_TASK REQUIREMENTS_
The entire listing is to be repeated verbatim.

== DATA EXTRACT ==

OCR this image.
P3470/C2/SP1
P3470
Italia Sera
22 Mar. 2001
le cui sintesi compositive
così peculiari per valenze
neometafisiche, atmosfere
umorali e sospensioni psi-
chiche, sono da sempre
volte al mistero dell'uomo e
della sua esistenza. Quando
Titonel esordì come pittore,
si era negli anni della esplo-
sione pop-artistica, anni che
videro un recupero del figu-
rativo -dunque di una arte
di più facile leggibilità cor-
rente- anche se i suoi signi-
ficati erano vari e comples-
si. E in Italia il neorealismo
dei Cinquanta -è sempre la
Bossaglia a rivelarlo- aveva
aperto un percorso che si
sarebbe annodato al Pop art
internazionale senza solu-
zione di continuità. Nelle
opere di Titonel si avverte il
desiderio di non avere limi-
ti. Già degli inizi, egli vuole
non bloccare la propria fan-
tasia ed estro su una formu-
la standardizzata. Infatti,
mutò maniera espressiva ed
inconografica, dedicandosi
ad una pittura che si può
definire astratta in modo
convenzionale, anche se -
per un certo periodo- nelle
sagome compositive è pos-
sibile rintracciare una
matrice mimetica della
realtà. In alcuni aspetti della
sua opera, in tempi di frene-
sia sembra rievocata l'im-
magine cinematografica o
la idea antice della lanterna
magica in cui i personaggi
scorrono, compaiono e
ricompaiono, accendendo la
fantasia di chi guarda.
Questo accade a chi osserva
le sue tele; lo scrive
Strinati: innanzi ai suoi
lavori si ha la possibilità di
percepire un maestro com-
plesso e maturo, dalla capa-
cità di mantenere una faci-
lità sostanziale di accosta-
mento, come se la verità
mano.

===

_WRITTEN RESPONSE_
OCR this image.
P3470/C2/SP1
P3470
Italia Sera
22 Mar. 2001
le cui sintesi compositive
così peculiari per valenze
neometafisiche, atmosfere
umorali e sospensioni psi-
chiche, sono da sempre
volte al mistero dell'uomo e
della sua esistenza. Quando
Titonel esordì come pittore,
si era negli anni della esplo-
sione pop-artistica, anni che
videro un recupero del figu-
rativo -dunque di una arte
di più facile leggibilità cor-
rente- anche se i suoi signi-
ficati erano vari e comples-
si. E in Italia il neorealismo
dei Cinquanta -è sempre la
Bossaglia a rivelarlo- aveva
aperto un percorso che si
sarebbe annodato al Pop art
internazionale senza solu-
zione di continuità. Nelle
opere di Titonel si avverte il
desiderio di non avere limi-
ti. Già degli inizi, egli vuole
non bloccare la propria fan-
tasia ed estro su una formu-
la standardizzata. Infatti,
mutò maniera espressiva ed
inconografica, dedicandosi
ad una pittura che si può
definire astratta in modo
convenzionale, anche se -
per un certo periodo- nelle
sagome compositive è pos-
sibile rintracciare una
matrice mimetica della
realtà. In alcuni aspetti della
sua opera, in tempi di frene-
sia sembra rievocata l'im-
magine cinematografica o
la idea antice della lanterna
magica in cui i personaggi
scorrono, compaiono e
ricompaiono, accendendo la
fantasia di chi guarda.
Questo accade a chi osserva
le sue tele; lo scrive
Strinati: innanzi ai suoi
lavori si ha la possibilità di
percepire un maestro com-
plesso e maturo, dalla capa-
cità di mantenere una faci-
lità sostanziale di accosta-
mento, come se la verità
mano.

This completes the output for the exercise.